● Records:
## START
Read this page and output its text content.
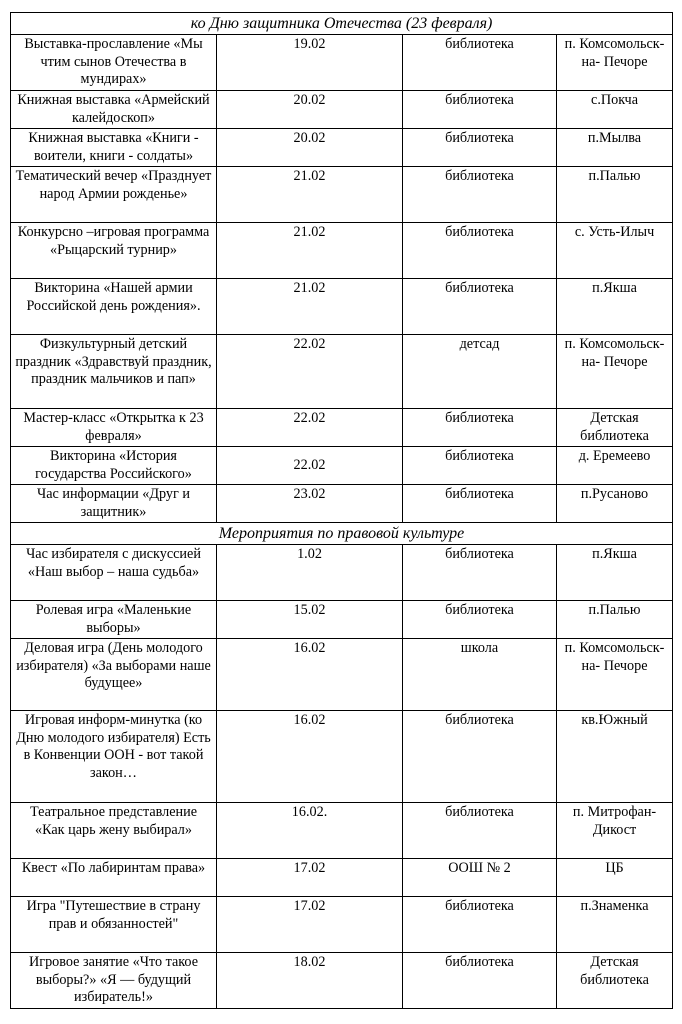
ко Дню защитника Отечества (23 февраля)			
Выставка-прославление «Мы чтим сынов Отечества в мундирах»	19.02	библиотека	п. Комсомольск-на- Печоре
Книжная выставка «Армейский калейдоскоп»	20.02	библиотека	с.Покча
Книжная выставка «Книги - воители, книги - солдаты»	20.02	библиотека	п.Мылва
Тематический вечер «Празднует народ Армии рожденье»	21.02	библиотека	п.Палью
Конкурсно –игровая программа «Рыцарский турнир»	21.02	библиотека	с. Усть-Илыч
Викторина «Нашей армии Российской день рождения».	21.02	библиотека	п.Якша
Физкультурный детский праздник «Здравствуй праздник, праздник мальчиков и пап»	22.02	детсад	п. Комсомольск-на- Печоре
Мастер-класс «Открытка к 23 февраля»	22.02	библиотека	Детская библиотека
Викторина «История государства Российского»	22.02	библиотека	д. Еремеево
Час информации «Друг и защитник»	23.02	библиотека	п.Русаново
Мероприятия по правовой культуре			
Час избирателя с дискуссией «Наш выбор – наша судьба»	1.02	библиотека	п.Якша
Ролевая игра «Маленькие выборы»	15.02	библиотека	п.Палью
Деловая игра (День молодого избирателя) «За выборами наше будущее»	16.02	школа	п. Комсомольск-на- Печоре
Игровая информ-минутка (ко Дню молодого избирателя) Есть в Конвенции ООН - вот такой закон…	16.02	библиотека	кв.Южный
Театральное представление «Как царь жену выбирал»	16.02.	библиотека	п. Митрофан-Дикост
Квест «По лабиринтам права»	17.02	ООШ № 2	ЦБ
Игра "Путешествие в страну прав и обязанностей"	17.02	библиотека	п.Знаменка
Игровое занятие «Что такое выборы?» «Я — будущий избиратель!»	18.02	библиотека	Детская библиотека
## END
● Instructions for the task: Copy each line of the listing that includes "Викторина".

● Written answer:
Викторина «Нашей армии Российской день рождения».	21.02	библиотека	п.Якша
Викторина «История государства Российского»	22.02	библиотека	д. Еремеево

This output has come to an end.